►

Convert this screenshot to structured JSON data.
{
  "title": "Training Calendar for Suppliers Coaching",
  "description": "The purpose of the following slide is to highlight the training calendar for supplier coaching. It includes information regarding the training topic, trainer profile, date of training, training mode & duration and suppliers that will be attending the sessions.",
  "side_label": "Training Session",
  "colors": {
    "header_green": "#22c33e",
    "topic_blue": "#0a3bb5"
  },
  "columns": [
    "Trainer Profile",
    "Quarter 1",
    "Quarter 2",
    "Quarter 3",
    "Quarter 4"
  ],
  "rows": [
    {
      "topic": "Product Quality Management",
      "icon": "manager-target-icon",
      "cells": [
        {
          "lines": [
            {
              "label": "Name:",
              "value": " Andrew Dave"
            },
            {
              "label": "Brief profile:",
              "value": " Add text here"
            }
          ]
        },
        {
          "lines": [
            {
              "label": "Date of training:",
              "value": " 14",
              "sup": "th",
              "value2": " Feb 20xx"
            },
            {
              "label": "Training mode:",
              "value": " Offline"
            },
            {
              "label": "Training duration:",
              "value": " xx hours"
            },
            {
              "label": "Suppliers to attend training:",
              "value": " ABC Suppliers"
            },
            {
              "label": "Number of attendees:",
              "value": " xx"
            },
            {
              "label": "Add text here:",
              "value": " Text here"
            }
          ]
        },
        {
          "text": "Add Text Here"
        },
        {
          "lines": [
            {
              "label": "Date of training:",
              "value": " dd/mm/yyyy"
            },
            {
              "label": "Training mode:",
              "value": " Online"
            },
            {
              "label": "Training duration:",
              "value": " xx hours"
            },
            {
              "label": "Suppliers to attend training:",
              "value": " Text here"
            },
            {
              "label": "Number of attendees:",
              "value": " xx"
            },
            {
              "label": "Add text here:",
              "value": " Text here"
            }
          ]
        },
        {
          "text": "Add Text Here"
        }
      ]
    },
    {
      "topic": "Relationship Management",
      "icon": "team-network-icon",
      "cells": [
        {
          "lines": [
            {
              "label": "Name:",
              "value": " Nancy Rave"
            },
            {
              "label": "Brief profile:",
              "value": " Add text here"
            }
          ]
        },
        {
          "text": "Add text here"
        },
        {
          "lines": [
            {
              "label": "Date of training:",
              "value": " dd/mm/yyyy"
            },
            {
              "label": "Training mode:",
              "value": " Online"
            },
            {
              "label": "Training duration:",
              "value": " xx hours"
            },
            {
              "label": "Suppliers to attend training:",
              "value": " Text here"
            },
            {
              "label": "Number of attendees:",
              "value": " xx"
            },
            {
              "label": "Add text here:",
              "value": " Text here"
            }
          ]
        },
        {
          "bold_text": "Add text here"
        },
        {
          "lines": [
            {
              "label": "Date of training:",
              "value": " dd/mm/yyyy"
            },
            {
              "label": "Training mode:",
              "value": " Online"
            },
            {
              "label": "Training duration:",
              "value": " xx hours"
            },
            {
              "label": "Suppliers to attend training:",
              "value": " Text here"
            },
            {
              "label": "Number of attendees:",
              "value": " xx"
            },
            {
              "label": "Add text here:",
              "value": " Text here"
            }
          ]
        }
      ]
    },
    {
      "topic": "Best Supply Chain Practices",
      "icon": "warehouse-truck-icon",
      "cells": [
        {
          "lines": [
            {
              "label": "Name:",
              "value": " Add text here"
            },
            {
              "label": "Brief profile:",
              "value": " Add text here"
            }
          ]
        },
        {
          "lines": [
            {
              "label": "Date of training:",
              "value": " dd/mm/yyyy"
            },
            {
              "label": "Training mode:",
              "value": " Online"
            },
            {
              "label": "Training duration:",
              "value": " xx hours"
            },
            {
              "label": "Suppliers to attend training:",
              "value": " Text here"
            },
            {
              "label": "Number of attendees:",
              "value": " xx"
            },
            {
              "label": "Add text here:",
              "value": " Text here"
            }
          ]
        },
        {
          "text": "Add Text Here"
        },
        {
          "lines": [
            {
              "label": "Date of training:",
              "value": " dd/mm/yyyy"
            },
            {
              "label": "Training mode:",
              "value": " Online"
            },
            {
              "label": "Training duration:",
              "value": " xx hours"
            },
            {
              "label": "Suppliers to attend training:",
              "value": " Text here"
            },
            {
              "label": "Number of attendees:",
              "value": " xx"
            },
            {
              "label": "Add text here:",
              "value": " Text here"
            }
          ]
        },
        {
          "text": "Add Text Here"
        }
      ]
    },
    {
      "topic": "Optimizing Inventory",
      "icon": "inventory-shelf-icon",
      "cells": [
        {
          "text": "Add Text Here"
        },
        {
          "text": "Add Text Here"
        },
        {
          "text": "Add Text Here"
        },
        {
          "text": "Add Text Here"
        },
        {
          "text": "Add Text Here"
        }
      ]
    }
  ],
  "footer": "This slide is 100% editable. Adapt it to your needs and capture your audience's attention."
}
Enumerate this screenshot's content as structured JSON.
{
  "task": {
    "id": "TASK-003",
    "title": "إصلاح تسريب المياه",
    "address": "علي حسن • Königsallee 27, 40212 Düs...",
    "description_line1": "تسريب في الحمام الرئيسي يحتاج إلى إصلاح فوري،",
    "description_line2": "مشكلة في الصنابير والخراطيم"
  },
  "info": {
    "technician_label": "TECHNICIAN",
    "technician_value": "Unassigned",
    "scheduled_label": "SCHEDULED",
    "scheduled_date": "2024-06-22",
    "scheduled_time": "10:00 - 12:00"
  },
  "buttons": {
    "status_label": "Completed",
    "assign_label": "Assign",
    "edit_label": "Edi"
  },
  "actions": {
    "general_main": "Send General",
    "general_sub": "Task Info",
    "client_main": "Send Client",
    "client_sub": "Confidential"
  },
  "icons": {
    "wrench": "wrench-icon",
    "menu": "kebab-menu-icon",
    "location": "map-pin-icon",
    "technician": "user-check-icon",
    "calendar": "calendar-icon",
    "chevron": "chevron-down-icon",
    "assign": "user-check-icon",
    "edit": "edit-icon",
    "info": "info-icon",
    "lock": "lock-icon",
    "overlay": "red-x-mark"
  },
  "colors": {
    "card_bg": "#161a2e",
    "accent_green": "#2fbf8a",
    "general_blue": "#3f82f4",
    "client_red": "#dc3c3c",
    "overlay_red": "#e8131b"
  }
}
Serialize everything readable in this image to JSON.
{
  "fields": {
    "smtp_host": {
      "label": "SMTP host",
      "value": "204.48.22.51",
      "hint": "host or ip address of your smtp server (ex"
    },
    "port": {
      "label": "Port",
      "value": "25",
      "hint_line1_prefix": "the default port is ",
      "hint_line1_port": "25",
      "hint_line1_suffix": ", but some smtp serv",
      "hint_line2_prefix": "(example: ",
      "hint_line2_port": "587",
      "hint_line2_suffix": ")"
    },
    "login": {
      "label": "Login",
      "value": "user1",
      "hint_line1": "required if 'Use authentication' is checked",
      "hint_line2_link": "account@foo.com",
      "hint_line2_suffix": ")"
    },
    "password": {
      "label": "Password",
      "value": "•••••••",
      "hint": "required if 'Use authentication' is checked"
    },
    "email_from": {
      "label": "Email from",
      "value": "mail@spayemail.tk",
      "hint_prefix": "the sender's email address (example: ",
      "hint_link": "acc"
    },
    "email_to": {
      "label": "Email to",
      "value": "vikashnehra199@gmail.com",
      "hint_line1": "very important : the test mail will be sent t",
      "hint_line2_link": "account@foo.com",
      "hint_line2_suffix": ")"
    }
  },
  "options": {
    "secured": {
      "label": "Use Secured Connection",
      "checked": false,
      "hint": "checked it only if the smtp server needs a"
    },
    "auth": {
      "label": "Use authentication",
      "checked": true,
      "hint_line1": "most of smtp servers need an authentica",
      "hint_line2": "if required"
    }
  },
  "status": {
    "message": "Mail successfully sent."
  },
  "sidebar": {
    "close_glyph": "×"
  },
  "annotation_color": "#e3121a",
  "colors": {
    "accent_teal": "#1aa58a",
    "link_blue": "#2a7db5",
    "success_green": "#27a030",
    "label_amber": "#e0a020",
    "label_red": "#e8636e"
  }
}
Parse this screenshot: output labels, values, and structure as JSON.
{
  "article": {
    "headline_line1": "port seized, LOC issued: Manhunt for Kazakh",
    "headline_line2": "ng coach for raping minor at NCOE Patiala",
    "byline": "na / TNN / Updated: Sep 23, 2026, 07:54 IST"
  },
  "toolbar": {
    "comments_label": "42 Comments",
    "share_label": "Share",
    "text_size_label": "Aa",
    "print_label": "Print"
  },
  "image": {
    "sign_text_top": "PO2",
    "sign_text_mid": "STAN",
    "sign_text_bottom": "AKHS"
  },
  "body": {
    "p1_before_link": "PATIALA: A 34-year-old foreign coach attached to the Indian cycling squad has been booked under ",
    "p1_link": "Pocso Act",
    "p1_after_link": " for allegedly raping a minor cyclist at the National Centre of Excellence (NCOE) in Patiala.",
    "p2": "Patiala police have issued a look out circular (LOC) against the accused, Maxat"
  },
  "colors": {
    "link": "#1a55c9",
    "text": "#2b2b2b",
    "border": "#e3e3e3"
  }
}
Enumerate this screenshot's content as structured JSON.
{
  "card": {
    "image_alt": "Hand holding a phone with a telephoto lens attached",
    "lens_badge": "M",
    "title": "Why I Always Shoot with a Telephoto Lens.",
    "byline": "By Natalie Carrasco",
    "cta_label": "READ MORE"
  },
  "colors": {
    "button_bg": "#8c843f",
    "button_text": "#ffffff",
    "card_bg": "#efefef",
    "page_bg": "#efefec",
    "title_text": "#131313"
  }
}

◄

• THE PROBLEM: In the records above, find each line that holds the word "with"; copy all such lines.

• CORRECT RESULT:
    "image_alt": "Hand holding a phone with a telephoto lens attached",
    "title": "Why I Always Shoot with a Telephoto Lens.",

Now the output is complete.